## BRANO DI LETTURA:
^^^^

Perché un caso di lesbofobia viene trattato come fosse intrattenimento in prima serata?

La televisione sfrutta il dolore delle donne (e non solo) Perché un caso di lesbofobia viene trattato come fosse intrattenimento in prima serata?

Sui social, esiste il mito di Maria De Filippi e di tutti i suoi programmi ed epigoni. In effetti, in questa mitizzazione c'è della verità. La presentatrice si è imposta con forza, professionalità e decisione, portando sul piccolo schermo una tipologia di televisione mai vista prima e di immediato successo e imitabilità. Un incrocio tra show e reality (che già a sua volta ha molto poco di reale) che mette in prima fila il dramma umano, colto nei suoi momenti più d'effetto emotivo o di intrattenimento: la ricerca dell'amore vero, le crisi familiari e i tradimenti, la ricerca della fama e della realizzazione dei propri sogni. Diverso dall'universo reality show puro, il MDFCU (Maria De Filippi Cinematic Universe) si offre di aiutare i suoi partecipanti. In cambio, li usa per tenerci incollati al televisore. Lo sappiamo tutti: se non paghi, la merce sei tu. Partita, forse, come modalità televisiva in buona fede sembra ormai essere degenerata, o forse sono i gusti del pubblico ad essere cambiati, più consapevoli e quindi meno disposti a ridere e memare dei drammi altrui.

^^^^

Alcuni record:

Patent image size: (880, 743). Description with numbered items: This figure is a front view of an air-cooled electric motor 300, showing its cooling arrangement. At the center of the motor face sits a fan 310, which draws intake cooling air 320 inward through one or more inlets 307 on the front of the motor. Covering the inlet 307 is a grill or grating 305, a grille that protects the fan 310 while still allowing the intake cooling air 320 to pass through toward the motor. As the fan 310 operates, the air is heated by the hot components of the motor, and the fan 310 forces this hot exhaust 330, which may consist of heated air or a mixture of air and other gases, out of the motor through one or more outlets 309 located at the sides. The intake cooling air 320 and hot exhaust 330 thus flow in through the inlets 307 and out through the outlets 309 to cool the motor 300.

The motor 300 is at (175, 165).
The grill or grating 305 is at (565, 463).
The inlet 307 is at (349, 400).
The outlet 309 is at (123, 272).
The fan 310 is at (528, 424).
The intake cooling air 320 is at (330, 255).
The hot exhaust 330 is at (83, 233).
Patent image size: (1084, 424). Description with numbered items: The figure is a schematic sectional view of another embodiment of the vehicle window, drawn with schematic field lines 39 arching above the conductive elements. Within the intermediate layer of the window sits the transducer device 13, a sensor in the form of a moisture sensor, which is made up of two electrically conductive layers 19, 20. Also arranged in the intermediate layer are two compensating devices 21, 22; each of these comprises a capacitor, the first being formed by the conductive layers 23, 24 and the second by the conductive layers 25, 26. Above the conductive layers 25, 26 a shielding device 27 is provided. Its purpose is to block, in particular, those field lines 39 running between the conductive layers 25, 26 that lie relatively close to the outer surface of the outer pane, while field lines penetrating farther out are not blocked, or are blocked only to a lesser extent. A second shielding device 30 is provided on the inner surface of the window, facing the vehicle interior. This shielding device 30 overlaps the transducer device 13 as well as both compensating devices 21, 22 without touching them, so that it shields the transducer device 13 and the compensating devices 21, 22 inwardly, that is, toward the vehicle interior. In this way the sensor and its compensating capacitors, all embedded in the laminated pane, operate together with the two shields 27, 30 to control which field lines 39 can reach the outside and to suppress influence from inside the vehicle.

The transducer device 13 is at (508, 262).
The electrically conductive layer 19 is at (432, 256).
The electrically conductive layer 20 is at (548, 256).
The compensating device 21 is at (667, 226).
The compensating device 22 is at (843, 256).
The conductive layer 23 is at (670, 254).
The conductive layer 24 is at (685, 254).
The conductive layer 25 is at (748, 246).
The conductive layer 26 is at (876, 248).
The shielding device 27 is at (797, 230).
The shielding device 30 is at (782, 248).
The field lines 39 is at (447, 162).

^^^^

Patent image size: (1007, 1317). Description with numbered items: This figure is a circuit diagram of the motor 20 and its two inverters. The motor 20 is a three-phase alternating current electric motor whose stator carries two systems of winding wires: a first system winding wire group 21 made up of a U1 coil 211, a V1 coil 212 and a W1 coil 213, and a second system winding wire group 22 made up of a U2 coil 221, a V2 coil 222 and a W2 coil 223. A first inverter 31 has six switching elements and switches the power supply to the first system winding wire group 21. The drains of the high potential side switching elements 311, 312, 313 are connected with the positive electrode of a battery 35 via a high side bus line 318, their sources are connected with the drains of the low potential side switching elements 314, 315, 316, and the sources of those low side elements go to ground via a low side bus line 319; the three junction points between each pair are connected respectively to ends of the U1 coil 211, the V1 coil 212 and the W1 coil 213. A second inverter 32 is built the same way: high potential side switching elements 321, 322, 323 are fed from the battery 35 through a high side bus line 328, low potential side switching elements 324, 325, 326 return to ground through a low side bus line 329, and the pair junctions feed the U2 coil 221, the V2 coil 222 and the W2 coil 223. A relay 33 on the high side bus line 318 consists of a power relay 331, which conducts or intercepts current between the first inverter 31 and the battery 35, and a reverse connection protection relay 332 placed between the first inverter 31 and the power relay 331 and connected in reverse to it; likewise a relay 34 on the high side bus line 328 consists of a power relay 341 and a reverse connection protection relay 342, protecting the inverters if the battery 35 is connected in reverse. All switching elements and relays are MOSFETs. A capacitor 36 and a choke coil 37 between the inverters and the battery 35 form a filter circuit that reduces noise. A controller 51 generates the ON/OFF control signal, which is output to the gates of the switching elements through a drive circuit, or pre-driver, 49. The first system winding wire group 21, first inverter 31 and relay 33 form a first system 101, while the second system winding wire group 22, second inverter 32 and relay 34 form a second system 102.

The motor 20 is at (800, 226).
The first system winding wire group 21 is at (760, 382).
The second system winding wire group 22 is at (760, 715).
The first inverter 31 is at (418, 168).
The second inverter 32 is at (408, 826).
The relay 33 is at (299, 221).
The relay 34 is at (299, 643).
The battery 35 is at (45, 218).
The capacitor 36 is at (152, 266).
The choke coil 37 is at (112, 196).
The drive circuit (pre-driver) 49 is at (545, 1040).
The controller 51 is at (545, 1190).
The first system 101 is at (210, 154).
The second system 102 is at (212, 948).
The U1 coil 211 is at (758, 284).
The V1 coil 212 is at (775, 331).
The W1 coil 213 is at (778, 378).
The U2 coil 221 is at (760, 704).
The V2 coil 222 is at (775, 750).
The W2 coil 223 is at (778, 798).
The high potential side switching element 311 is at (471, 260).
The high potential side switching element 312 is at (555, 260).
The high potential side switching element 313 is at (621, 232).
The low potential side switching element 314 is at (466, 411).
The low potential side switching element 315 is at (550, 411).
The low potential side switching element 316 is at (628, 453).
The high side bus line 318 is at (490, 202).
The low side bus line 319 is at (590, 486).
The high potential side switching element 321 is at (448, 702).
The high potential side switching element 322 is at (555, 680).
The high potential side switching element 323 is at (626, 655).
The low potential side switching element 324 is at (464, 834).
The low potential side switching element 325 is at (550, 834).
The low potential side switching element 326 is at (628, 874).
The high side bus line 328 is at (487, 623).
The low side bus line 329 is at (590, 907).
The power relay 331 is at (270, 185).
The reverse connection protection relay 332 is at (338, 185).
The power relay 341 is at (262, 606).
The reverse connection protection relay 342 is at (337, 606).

^^^^

## CONSEGNA:
Nel brano, che cosa fa il MDFCU per i suoi partecipanti, a differenza dell'universo reality show puro? Per rispondere non serve consultare l'elenco.

## RISPOSTA ATTESA:
Si offre di aiutarli.